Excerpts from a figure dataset
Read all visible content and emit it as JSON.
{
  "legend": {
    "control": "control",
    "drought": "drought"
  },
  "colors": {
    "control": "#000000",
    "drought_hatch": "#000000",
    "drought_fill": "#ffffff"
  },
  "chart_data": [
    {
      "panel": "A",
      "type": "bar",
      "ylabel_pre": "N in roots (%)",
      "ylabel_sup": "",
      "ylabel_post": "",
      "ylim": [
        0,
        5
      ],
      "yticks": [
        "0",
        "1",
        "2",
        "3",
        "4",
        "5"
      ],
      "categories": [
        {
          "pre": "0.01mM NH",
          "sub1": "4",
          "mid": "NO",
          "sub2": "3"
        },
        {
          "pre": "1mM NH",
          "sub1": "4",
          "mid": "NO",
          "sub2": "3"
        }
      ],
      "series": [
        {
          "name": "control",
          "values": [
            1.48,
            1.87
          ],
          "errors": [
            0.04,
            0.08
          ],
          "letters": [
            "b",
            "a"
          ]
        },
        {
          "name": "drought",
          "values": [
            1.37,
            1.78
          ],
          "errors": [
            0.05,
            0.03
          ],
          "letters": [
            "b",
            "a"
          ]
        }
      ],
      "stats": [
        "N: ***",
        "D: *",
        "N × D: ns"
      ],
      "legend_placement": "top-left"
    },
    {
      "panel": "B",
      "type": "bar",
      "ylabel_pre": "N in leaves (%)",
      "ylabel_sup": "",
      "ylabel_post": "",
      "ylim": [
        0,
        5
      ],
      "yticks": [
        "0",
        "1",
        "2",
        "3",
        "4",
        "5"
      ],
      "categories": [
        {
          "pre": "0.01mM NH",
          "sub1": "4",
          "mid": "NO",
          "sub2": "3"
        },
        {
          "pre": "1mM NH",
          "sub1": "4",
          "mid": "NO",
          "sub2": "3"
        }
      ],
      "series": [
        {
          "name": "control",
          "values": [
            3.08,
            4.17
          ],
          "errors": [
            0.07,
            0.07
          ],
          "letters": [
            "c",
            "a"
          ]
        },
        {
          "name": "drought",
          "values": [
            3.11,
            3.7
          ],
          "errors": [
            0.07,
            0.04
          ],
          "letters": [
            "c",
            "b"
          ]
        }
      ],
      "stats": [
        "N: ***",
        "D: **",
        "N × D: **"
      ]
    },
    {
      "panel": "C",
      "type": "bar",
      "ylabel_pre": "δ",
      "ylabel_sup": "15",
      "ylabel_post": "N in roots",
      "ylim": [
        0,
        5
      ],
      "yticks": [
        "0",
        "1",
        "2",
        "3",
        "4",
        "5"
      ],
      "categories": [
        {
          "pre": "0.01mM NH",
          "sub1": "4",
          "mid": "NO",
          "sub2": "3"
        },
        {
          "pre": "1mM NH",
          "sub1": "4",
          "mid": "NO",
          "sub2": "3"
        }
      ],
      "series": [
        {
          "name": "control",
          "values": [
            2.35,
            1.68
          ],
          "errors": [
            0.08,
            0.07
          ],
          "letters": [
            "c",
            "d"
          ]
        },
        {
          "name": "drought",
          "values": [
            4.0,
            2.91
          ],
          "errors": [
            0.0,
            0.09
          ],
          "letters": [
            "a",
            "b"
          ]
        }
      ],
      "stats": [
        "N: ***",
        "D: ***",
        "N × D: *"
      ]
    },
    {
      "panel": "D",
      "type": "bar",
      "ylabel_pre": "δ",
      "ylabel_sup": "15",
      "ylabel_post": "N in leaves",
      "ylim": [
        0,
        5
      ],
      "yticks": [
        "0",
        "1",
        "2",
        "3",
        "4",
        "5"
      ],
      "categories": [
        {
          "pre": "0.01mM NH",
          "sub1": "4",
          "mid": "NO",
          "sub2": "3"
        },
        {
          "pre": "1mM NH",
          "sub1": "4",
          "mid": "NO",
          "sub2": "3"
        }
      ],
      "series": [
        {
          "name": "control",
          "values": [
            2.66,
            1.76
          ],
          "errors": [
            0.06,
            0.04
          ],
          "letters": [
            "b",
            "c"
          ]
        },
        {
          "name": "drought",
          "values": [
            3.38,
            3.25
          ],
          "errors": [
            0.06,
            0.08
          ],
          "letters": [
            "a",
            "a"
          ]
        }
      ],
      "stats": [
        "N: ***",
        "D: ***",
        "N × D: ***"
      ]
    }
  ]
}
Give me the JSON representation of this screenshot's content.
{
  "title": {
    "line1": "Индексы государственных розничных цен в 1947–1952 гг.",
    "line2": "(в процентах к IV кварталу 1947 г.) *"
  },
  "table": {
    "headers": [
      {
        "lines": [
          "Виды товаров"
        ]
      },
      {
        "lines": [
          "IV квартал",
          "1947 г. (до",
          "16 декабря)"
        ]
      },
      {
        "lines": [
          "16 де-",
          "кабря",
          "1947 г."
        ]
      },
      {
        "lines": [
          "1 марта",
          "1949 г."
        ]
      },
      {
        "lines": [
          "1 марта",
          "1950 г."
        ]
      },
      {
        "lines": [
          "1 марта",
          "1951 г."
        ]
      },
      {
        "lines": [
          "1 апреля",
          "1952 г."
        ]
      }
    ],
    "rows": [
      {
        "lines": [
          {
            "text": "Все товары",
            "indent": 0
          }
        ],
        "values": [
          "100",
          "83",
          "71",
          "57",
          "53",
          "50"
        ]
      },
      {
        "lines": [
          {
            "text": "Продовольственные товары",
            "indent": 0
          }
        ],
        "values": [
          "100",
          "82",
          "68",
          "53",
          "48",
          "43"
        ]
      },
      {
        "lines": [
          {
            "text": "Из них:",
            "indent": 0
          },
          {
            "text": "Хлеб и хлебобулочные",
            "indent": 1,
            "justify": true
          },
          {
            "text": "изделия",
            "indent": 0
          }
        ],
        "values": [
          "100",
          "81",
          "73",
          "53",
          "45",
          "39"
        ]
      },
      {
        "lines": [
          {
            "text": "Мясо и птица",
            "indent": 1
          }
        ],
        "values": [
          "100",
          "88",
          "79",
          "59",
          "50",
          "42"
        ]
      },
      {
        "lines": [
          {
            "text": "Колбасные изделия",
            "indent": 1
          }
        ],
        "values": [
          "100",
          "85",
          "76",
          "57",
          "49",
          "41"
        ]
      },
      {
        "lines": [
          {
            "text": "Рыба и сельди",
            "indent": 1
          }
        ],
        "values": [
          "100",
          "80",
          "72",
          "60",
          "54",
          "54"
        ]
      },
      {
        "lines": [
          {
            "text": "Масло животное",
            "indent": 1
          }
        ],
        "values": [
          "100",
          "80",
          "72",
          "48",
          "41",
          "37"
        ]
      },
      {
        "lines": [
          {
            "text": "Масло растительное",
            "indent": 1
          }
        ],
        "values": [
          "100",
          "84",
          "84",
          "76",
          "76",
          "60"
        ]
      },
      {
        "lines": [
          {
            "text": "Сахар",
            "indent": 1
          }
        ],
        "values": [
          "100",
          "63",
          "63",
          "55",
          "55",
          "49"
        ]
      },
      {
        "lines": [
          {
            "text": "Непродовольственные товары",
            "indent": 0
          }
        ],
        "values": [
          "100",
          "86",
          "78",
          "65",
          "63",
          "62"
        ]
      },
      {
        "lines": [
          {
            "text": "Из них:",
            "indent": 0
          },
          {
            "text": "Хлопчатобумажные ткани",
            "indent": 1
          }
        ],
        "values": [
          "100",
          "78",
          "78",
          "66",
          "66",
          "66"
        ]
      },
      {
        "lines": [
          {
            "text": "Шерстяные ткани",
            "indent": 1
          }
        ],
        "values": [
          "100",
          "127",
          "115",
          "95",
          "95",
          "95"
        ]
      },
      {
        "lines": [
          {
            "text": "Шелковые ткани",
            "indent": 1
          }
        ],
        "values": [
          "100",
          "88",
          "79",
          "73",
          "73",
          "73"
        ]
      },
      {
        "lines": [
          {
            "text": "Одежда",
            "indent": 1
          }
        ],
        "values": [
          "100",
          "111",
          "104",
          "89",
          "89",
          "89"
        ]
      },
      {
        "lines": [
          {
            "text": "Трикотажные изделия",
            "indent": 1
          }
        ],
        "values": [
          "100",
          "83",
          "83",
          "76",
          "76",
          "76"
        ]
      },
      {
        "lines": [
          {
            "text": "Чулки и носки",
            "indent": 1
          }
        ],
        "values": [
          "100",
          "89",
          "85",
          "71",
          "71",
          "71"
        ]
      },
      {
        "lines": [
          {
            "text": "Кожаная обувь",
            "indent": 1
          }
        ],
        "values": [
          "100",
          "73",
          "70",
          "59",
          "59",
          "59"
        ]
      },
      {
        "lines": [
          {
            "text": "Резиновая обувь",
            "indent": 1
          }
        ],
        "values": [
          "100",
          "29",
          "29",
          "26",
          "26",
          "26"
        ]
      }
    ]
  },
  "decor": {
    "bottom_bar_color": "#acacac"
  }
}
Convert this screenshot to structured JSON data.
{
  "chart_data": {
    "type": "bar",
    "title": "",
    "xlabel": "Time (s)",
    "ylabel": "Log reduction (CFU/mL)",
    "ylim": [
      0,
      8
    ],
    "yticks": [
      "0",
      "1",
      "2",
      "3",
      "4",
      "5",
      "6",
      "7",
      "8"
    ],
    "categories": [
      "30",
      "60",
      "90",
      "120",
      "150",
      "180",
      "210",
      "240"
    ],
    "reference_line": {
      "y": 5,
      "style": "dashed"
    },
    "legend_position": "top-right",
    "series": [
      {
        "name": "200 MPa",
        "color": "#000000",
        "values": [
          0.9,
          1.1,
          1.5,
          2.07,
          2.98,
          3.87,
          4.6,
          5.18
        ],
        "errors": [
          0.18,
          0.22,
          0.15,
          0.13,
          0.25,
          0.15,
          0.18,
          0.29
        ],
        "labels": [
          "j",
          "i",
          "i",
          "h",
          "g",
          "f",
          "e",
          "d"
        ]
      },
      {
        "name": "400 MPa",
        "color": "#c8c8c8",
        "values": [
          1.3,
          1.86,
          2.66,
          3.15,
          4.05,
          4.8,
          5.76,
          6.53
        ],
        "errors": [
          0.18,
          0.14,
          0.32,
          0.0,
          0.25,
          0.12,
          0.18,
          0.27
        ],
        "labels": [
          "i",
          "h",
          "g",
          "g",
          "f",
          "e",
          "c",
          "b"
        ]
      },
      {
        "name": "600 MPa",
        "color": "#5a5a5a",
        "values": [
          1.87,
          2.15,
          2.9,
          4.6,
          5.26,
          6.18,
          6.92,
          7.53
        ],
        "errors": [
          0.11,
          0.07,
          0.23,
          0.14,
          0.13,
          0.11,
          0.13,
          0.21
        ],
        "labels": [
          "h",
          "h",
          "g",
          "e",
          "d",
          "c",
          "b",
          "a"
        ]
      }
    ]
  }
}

PROBLEM REQUIREMENTS:
Report the number of lines in the listing where the string "this" appears, and nothing besides.

REPLY:
2